◆ WORKING DATA ◆
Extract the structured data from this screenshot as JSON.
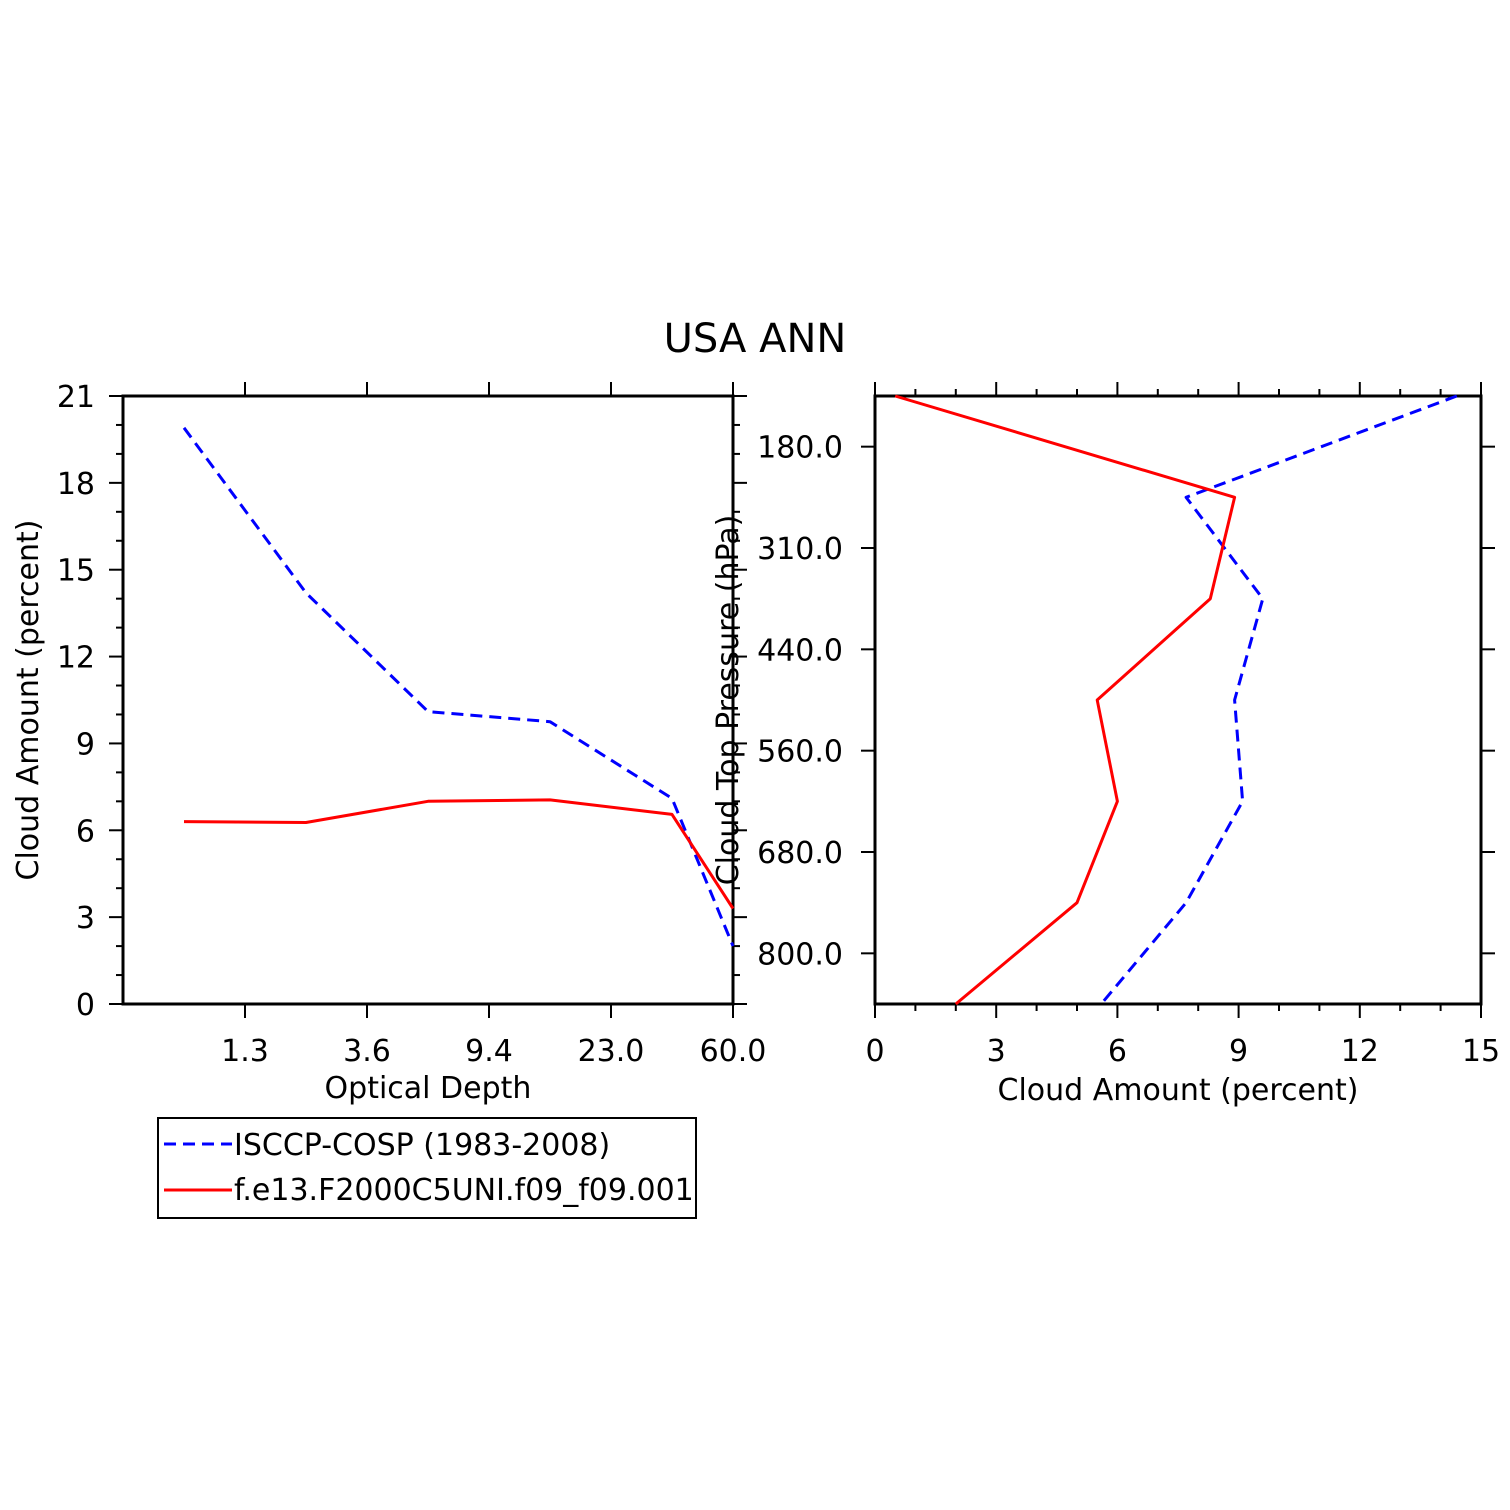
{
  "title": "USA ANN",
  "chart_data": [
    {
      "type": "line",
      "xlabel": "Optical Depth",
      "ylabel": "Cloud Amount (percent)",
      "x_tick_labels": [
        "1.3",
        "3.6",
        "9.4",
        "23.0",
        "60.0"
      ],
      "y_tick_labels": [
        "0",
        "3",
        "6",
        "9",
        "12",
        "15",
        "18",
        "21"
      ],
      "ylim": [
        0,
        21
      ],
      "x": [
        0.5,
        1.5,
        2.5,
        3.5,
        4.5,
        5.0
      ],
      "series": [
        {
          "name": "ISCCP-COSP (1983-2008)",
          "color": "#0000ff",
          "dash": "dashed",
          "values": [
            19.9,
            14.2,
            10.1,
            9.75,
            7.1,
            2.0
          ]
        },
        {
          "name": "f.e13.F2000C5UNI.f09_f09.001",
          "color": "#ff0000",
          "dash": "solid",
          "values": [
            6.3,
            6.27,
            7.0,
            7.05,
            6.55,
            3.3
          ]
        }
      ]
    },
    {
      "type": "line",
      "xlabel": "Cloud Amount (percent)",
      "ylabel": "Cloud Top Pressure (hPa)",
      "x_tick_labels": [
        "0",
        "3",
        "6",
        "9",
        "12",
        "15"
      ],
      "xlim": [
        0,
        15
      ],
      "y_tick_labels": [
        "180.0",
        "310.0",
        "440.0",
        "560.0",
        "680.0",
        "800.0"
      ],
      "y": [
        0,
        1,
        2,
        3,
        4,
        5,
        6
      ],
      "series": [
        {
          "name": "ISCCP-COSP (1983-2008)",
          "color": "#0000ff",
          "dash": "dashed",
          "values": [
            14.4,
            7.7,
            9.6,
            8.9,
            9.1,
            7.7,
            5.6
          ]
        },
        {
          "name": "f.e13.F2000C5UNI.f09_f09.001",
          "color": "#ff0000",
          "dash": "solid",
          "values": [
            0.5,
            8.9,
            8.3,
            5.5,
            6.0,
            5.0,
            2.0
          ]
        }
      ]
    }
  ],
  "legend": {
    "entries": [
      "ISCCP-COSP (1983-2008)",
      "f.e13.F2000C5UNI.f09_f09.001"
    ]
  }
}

...

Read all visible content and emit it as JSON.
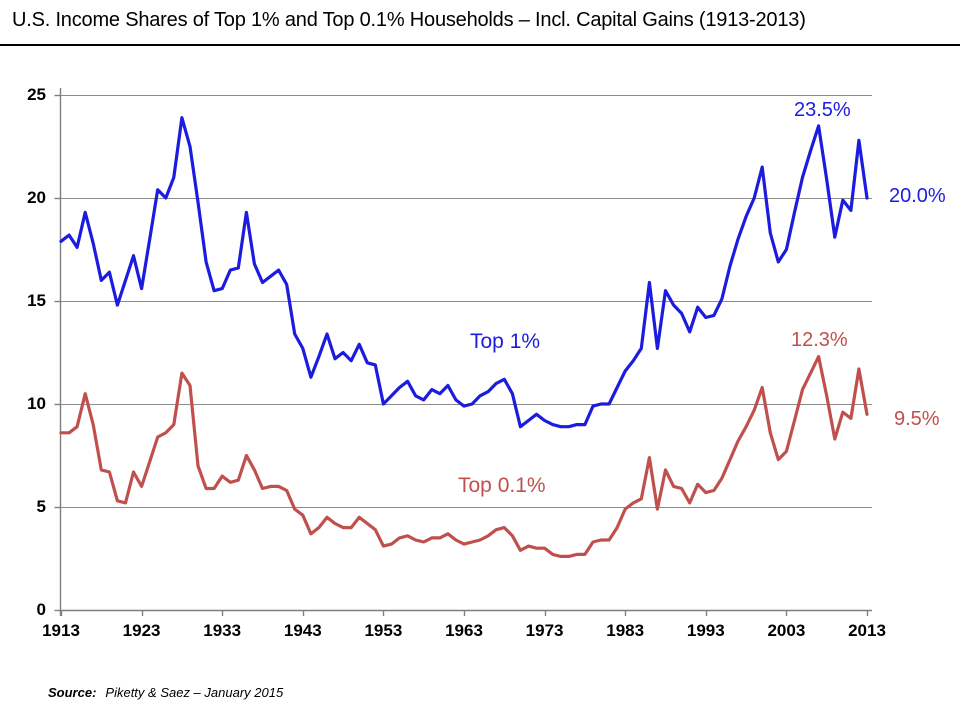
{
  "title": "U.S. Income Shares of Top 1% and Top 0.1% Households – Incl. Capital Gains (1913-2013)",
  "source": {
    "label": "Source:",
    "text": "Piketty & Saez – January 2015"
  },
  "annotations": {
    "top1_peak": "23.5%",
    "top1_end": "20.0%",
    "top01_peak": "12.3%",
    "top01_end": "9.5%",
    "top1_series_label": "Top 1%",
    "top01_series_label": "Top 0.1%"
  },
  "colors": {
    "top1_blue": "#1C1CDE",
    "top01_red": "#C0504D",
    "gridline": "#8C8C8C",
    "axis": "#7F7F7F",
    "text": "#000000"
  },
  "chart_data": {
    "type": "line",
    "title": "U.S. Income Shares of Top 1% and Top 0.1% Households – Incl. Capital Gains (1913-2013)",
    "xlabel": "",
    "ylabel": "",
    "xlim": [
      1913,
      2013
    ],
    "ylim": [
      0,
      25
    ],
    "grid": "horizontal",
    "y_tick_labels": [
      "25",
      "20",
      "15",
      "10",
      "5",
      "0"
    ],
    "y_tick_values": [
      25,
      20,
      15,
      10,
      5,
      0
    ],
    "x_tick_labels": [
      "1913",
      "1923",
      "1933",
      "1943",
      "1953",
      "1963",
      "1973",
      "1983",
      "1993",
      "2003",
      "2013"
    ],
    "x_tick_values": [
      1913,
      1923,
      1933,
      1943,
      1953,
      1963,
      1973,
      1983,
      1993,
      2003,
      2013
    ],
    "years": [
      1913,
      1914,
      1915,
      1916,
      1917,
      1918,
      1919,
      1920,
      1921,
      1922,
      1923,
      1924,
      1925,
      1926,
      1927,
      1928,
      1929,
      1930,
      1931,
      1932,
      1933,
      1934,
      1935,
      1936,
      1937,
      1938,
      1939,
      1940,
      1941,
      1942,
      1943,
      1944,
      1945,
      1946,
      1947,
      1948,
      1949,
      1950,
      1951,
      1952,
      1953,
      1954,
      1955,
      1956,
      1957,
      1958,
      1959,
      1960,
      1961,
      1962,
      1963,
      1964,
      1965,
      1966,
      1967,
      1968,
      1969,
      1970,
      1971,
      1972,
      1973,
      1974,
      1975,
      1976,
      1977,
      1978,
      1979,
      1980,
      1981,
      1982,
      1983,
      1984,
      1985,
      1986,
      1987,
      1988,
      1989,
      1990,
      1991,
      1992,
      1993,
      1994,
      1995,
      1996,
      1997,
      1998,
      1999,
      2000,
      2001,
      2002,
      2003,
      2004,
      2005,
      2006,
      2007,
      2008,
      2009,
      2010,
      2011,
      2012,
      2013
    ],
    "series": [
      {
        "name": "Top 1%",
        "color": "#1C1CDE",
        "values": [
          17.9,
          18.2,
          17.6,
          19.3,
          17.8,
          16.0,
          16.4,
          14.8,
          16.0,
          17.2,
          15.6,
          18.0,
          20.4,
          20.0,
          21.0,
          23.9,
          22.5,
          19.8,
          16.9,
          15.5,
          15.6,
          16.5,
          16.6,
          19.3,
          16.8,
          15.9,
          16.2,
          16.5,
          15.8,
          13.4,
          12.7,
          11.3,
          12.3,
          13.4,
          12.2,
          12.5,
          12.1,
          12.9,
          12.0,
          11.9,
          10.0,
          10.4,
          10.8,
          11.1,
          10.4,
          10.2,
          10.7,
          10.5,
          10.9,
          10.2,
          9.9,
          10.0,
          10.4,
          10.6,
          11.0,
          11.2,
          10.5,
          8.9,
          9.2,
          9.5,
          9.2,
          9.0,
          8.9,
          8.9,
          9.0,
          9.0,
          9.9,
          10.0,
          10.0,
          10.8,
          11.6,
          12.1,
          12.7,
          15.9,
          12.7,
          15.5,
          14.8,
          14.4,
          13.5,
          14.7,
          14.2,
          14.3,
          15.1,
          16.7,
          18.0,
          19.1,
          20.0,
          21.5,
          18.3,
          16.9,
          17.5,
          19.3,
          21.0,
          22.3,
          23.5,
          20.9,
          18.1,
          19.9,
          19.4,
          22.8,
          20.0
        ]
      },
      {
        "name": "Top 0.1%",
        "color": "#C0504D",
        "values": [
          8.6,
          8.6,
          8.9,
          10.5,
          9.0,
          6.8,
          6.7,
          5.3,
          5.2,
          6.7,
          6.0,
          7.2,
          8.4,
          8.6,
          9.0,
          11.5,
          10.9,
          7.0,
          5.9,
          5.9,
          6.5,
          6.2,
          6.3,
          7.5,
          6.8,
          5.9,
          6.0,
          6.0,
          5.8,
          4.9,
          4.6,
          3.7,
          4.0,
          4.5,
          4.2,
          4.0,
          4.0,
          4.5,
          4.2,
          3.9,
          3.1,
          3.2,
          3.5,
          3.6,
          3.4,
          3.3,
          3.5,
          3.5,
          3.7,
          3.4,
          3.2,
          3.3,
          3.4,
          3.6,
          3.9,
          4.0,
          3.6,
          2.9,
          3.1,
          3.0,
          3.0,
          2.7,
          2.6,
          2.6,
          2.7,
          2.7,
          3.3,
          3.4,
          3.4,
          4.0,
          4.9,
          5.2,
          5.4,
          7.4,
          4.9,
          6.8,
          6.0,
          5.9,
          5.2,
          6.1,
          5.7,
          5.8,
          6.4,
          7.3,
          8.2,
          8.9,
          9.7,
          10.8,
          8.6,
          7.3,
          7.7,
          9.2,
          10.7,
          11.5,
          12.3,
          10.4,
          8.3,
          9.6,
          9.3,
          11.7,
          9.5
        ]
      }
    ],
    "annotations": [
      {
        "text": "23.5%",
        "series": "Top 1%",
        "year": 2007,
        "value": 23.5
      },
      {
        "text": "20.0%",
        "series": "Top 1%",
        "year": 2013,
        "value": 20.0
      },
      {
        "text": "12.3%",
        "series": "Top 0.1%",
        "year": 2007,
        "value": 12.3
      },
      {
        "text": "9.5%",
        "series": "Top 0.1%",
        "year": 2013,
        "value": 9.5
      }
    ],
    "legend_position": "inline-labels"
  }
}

◆ GOAL ◆
Give the number of lines in the entries that hold the word "percent", and nothing else.

◆ RESPONSE FOR THIS EXERCISE ◆
2